Extracted data entries:
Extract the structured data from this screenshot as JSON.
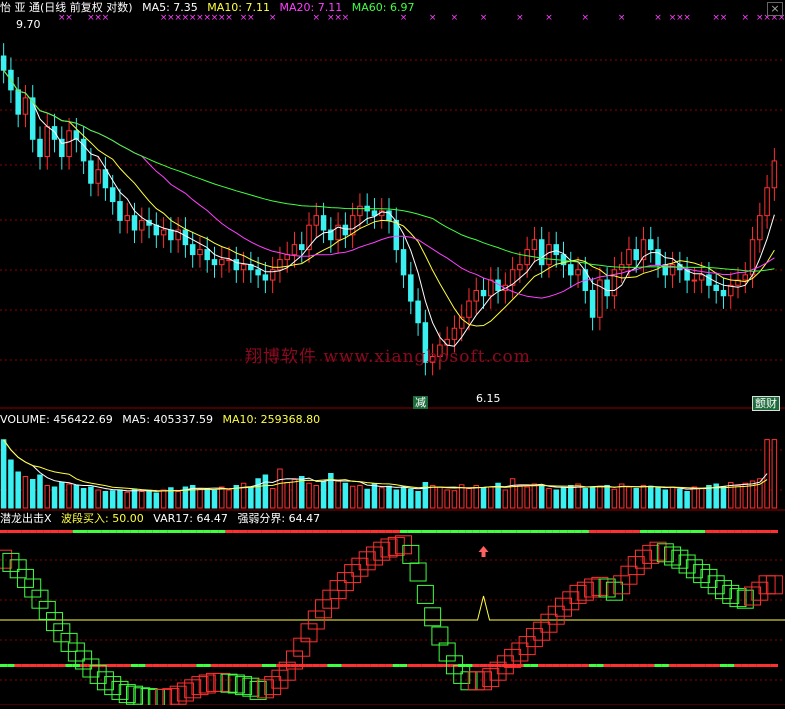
{
  "header": {
    "stock_title": "怡 亚 通(日线 前复权 对数)",
    "ma5": "MA5: 7.35",
    "ma10": "MA10: 7.11",
    "ma20": "MA20: 7.11",
    "ma60": "MA60: 6.97"
  },
  "volume_header": {
    "volume": "VOLUME: 456422.69",
    "ma5": "MA5: 405337.59",
    "ma10": "MA10: 259368.80"
  },
  "indicator_header": {
    "name": "潜龙出击X",
    "buy": "波段买入: 50.00",
    "var17": "VAR17: 64.47",
    "boundary": "强弱分界: 64.47"
  },
  "annotations": {
    "high_label": "9.70",
    "low_label": "6.15",
    "jian_tag": "减",
    "zhen_tag": "颤财",
    "watermark": "翔博软件 www.xiangbosoft.com",
    "close_glyph": "×"
  },
  "colors": {
    "up": "#ff3030",
    "down": "#3af0f0",
    "ma5": "#ffffff",
    "ma10": "#ffff40",
    "ma20": "#ff40ff",
    "ma60": "#40ff40",
    "indicator_green": "#40ff40",
    "indicator_red": "#ff3030",
    "grid": "#8b0000"
  },
  "chart_data": [
    {
      "type": "candlestick",
      "panel": "price",
      "y_scale": "log",
      "ylim": [
        5.9,
        10.0
      ],
      "x_count": 110,
      "close": [
        9.3,
        9.05,
        8.75,
        8.95,
        8.45,
        8.25,
        8.6,
        8.45,
        8.25,
        8.55,
        8.45,
        8.2,
        7.95,
        8.1,
        7.9,
        7.75,
        7.55,
        7.6,
        7.45,
        7.55,
        7.5,
        7.4,
        7.45,
        7.35,
        7.45,
        7.3,
        7.2,
        7.25,
        7.15,
        7.1,
        7.15,
        7.15,
        7.05,
        7.1,
        7.05,
        7.0,
        6.95,
        7.05,
        7.15,
        7.2,
        7.3,
        7.25,
        7.5,
        7.6,
        7.45,
        7.35,
        7.5,
        7.4,
        7.6,
        7.7,
        7.65,
        7.6,
        7.65,
        7.55,
        7.25,
        7.0,
        6.75,
        6.55,
        6.2,
        6.25,
        6.35,
        6.4,
        6.5,
        6.6,
        6.75,
        6.85,
        6.8,
        6.95,
        6.85,
        6.9,
        7.05,
        7.1,
        7.25,
        7.35,
        7.1,
        7.3,
        7.2,
        7.1,
        7.0,
        7.05,
        6.85,
        6.6,
        6.95,
        6.8,
        7.05,
        7.1,
        7.25,
        7.15,
        7.35,
        7.25,
        7.1,
        7.0,
        7.1,
        7.05,
        6.95,
        6.95,
        7.0,
        6.9,
        6.85,
        6.8,
        6.9,
        6.95,
        7.0,
        7.35,
        7.6,
        7.9,
        8.2
      ],
      "series": [
        {
          "name": "MA5",
          "value": 7.35
        },
        {
          "name": "MA10",
          "value": 7.11
        },
        {
          "name": "MA20",
          "value": 7.11
        },
        {
          "name": "MA60",
          "value": 6.97
        }
      ],
      "annotations": [
        {
          "label": "9.70",
          "x": 1,
          "y": 9.7
        },
        {
          "label": "6.15",
          "x": 59,
          "y": 6.15
        }
      ]
    },
    {
      "type": "bar",
      "panel": "volume",
      "ylim": [
        0,
        520000
      ],
      "values": [
        455000,
        320000,
        240000,
        210000,
        190000,
        220000,
        150000,
        140000,
        170000,
        160000,
        150000,
        130000,
        140000,
        120000,
        110000,
        115000,
        120000,
        105000,
        125000,
        110000,
        115000,
        100000,
        120000,
        135000,
        110000,
        140000,
        150000,
        125000,
        130000,
        118000,
        140000,
        120000,
        150000,
        165000,
        140000,
        195000,
        220000,
        130000,
        260000,
        170000,
        190000,
        210000,
        165000,
        150000,
        175000,
        230000,
        180000,
        165000,
        145000,
        150000,
        125000,
        160000,
        135000,
        145000,
        120000,
        140000,
        125000,
        110000,
        170000,
        150000,
        140000,
        120000,
        115000,
        155000,
        130000,
        150000,
        135000,
        140000,
        165000,
        120000,
        195000,
        150000,
        140000,
        160000,
        145000,
        130000,
        120000,
        135000,
        150000,
        160000,
        130000,
        140000,
        145000,
        150000,
        125000,
        160000,
        140000,
        130000,
        150000,
        145000,
        135000,
        120000,
        140000,
        125000,
        110000,
        140000,
        130000,
        150000,
        160000,
        140000,
        170000,
        150000,
        165000,
        180000,
        195000,
        456000
      ],
      "series": [
        {
          "name": "MA5",
          "value": 405337.59
        },
        {
          "name": "MA10",
          "value": 259368.8
        }
      ]
    },
    {
      "type": "line",
      "panel": "indicator",
      "ylim": [
        0,
        100
      ],
      "values": [
        88,
        86,
        82,
        76,
        70,
        63,
        56,
        49,
        42,
        36,
        30,
        25,
        20,
        16,
        12,
        9,
        6,
        4,
        3,
        2,
        1.5,
        1,
        1,
        1.5,
        3,
        5,
        7,
        9,
        10,
        11,
        11,
        10.5,
        10,
        9,
        8,
        6,
        7,
        9,
        13,
        18,
        25,
        33,
        42,
        50,
        57,
        63,
        69,
        74,
        79,
        83,
        87,
        90,
        93,
        95,
        96,
        97,
        91,
        80,
        66,
        52,
        40,
        30,
        22,
        16,
        12,
        12,
        12,
        14,
        18,
        22,
        26,
        30,
        34,
        39,
        43,
        48,
        53,
        58,
        62,
        66,
        68,
        70,
        71,
        70,
        68,
        72,
        78,
        84,
        88,
        91,
        93,
        92,
        90,
        88,
        85,
        82,
        79,
        76,
        72,
        69,
        66,
        64,
        63,
        65,
        68,
        72
      ],
      "series": [
        {
          "name": "波段买入",
          "value": 50.0
        },
        {
          "name": "VAR17",
          "value": 64.47
        },
        {
          "name": "强弱分界",
          "value": 64.47
        }
      ],
      "annotations": [
        {
          "label": "buy-arrow",
          "x": 66
        }
      ]
    }
  ]
}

**What the exercise asks**
Collect every line with the string "name" from the records, and copy each.

**Reply to the exercise**
    "name": "潜龙出击X",
          "name": "MA5",
          "name": "MA10",
          "name": "MA20",
          "name": "MA60",
          "name": "MA5",
          "name": "MA10",
          "name": "波段买入",
          "name": "VAR17",
          "name": "强弱分界",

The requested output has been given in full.